Dataset items:
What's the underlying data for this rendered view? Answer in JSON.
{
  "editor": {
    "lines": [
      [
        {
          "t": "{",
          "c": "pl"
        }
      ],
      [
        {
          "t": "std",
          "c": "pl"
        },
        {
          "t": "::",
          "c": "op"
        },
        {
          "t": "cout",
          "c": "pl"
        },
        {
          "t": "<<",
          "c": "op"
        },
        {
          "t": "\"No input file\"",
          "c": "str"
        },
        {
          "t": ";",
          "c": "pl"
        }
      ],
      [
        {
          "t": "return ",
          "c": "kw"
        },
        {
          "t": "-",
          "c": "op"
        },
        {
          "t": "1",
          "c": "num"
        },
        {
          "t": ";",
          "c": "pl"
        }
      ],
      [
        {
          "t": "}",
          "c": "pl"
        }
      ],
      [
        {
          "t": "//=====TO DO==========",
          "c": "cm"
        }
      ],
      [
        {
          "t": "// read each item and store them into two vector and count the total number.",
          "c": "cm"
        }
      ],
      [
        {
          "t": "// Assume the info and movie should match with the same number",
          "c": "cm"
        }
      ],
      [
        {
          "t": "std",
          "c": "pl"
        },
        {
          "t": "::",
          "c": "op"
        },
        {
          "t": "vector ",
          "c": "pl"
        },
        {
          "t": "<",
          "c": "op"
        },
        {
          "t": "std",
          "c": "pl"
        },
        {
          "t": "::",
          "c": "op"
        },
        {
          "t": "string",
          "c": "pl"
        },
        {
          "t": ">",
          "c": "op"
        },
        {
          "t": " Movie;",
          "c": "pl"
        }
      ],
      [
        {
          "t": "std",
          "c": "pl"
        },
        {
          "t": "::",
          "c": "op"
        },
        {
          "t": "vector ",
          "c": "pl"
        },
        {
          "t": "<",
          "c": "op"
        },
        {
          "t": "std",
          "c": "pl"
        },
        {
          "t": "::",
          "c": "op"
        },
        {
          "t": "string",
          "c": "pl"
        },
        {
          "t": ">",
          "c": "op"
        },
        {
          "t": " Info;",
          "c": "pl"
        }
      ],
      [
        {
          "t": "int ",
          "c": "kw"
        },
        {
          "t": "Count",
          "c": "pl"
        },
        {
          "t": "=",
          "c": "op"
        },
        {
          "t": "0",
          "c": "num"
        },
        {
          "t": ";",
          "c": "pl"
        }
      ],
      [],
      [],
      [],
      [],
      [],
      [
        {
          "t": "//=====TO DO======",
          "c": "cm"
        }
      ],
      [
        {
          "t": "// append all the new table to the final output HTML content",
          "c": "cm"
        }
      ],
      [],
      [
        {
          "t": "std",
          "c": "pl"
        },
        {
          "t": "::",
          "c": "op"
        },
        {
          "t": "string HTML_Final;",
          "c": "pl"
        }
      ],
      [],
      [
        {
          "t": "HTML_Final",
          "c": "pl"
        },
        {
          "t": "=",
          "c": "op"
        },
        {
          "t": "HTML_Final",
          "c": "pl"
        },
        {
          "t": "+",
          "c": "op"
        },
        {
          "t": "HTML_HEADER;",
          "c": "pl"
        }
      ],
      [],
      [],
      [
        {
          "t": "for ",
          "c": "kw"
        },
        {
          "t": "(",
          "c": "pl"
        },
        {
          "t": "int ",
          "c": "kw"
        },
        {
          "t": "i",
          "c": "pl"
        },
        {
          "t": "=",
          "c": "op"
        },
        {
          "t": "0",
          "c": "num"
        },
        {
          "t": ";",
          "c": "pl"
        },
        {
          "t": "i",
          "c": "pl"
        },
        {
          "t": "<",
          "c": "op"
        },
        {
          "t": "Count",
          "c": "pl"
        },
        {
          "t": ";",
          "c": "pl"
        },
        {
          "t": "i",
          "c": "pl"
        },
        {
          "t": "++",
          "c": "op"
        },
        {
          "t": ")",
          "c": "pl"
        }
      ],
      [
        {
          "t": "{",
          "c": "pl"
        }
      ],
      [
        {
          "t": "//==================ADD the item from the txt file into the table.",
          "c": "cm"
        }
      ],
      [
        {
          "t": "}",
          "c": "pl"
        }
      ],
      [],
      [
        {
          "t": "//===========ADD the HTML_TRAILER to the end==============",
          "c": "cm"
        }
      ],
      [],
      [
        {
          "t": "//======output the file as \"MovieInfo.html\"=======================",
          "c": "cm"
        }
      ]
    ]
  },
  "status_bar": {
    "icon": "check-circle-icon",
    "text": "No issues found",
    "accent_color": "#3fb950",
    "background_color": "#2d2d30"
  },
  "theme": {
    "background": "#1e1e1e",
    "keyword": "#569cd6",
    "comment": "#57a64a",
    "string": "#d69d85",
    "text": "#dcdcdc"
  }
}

Task details: Figure out how many lines above include the string "into", then report that number and nothing else.

Answer to the exercise: 2